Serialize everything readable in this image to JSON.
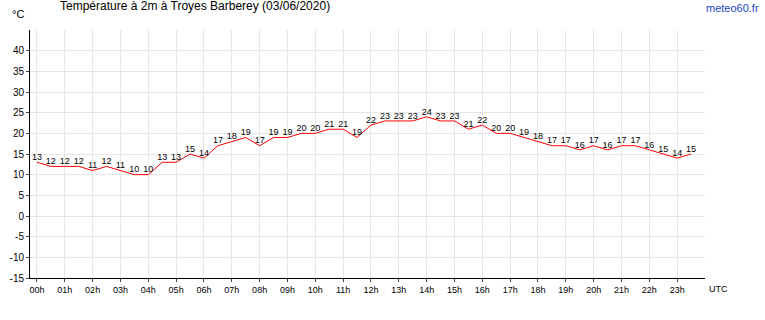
{
  "chart_data": {
    "type": "line",
    "title": "Température à 2m à Troyes Barberey (03/06/2020)",
    "source": "meteo60.fr",
    "y_label": "°C",
    "x_label": "UTC",
    "x": [
      0,
      0.5,
      1,
      1.5,
      2,
      2.5,
      3,
      3.5,
      4,
      4.5,
      5,
      5.5,
      6,
      6.5,
      7,
      7.5,
      8,
      8.5,
      9,
      9.5,
      10,
      10.5,
      11,
      11.5,
      12,
      12.5,
      13,
      13.5,
      14,
      14.5,
      15,
      15.5,
      16,
      16.5,
      17,
      17.5,
      18,
      18.5,
      19,
      19.5,
      20,
      20.5,
      21,
      21.5,
      22,
      22.5,
      23,
      23.5
    ],
    "values": [
      13,
      12,
      12,
      12,
      11,
      12,
      11,
      10,
      10,
      13,
      13,
      15,
      14,
      17,
      18,
      19,
      17,
      19,
      19,
      20,
      20,
      21,
      21,
      19,
      22,
      23,
      23,
      23,
      24,
      23,
      23,
      21,
      22,
      20,
      20,
      19,
      18,
      17,
      17,
      16,
      17,
      16,
      17,
      17,
      16,
      15,
      14,
      15
    ],
    "color": "#ff0000",
    "data_labels": true,
    "grid": true,
    "xlim": [
      -0.25,
      24
    ],
    "xticks": [
      {
        "value": 0,
        "label": "00h"
      },
      {
        "value": 1,
        "label": "01h"
      },
      {
        "value": 2,
        "label": "02h"
      },
      {
        "value": 3,
        "label": "03h"
      },
      {
        "value": 4,
        "label": "04h"
      },
      {
        "value": 5,
        "label": "05h"
      },
      {
        "value": 6,
        "label": "06h"
      },
      {
        "value": 7,
        "label": "07h"
      },
      {
        "value": 8,
        "label": "08h"
      },
      {
        "value": 9,
        "label": "09h"
      },
      {
        "value": 10,
        "label": "10h"
      },
      {
        "value": 11,
        "label": "11h"
      },
      {
        "value": 12,
        "label": "12h"
      },
      {
        "value": 13,
        "label": "13h"
      },
      {
        "value": 14,
        "label": "14h"
      },
      {
        "value": 15,
        "label": "15h"
      },
      {
        "value": 16,
        "label": "16h"
      },
      {
        "value": 17,
        "label": "17h"
      },
      {
        "value": 18,
        "label": "18h"
      },
      {
        "value": 19,
        "label": "19h"
      },
      {
        "value": 20,
        "label": "20h"
      },
      {
        "value": 21,
        "label": "21h"
      },
      {
        "value": 22,
        "label": "22h"
      },
      {
        "value": 23,
        "label": "23h"
      }
    ],
    "ylim": [
      -15,
      45
    ],
    "yticks": [
      -15,
      -10,
      -5,
      0,
      5,
      10,
      15,
      20,
      25,
      30,
      35,
      40
    ]
  }
}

-- REQUIRED TASK --
Set down every entry word for word, but omit the pictures.

-- OUTPUT FOR THIS TASK --
Serialize everything readable in this image to JSON.
{
  "chart_data": {
    "type": "line",
    "title": "Température à 2m à Troyes Barberey (03/06/2020)",
    "source": "meteo60.fr",
    "y_label": "°C",
    "x_label": "UTC",
    "x": [
      0,
      0.5,
      1,
      1.5,
      2,
      2.5,
      3,
      3.5,
      4,
      4.5,
      5,
      5.5,
      6,
      6.5,
      7,
      7.5,
      8,
      8.5,
      9,
      9.5,
      10,
      10.5,
      11,
      11.5,
      12,
      12.5,
      13,
      13.5,
      14,
      14.5,
      15,
      15.5,
      16,
      16.5,
      17,
      17.5,
      18,
      18.5,
      19,
      19.5,
      20,
      20.5,
      21,
      21.5,
      22,
      22.5,
      23,
      23.5
    ],
    "values": [
      13,
      12,
      12,
      12,
      11,
      12,
      11,
      10,
      10,
      13,
      13,
      15,
      14,
      17,
      18,
      19,
      17,
      19,
      19,
      20,
      20,
      21,
      21,
      19,
      22,
      23,
      23,
      23,
      24,
      23,
      23,
      21,
      22,
      20,
      20,
      19,
      18,
      17,
      17,
      16,
      17,
      16,
      17,
      17,
      16,
      15,
      14,
      15
    ],
    "color": "#ff0000",
    "data_labels": true,
    "grid": true,
    "xlim": [
      -0.25,
      24
    ],
    "xticks": [
      {
        "value": 0,
        "label": "00h"
      },
      {
        "value": 1,
        "label": "01h"
      },
      {
        "value": 2,
        "label": "02h"
      },
      {
        "value": 3,
        "label": "03h"
      },
      {
        "value": 4,
        "label": "04h"
      },
      {
        "value": 5,
        "label": "05h"
      },
      {
        "value": 6,
        "label": "06h"
      },
      {
        "value": 7,
        "label": "07h"
      },
      {
        "value": 8,
        "label": "08h"
      },
      {
        "value": 9,
        "label": "09h"
      },
      {
        "value": 10,
        "label": "10h"
      },
      {
        "value": 11,
        "label": "11h"
      },
      {
        "value": 12,
        "label": "12h"
      },
      {
        "value": 13,
        "label": "13h"
      },
      {
        "value": 14,
        "label": "14h"
      },
      {
        "value": 15,
        "label": "15h"
      },
      {
        "value": 16,
        "label": "16h"
      },
      {
        "value": 17,
        "label": "17h"
      },
      {
        "value": 18,
        "label": "18h"
      },
      {
        "value": 19,
        "label": "19h"
      },
      {
        "value": 20,
        "label": "20h"
      },
      {
        "value": 21,
        "label": "21h"
      },
      {
        "value": 22,
        "label": "22h"
      },
      {
        "value": 23,
        "label": "23h"
      }
    ],
    "ylim": [
      -15,
      45
    ],
    "yticks": [
      -15,
      -10,
      -5,
      0,
      5,
      10,
      15,
      20,
      25,
      30,
      35,
      40
    ]
  }
}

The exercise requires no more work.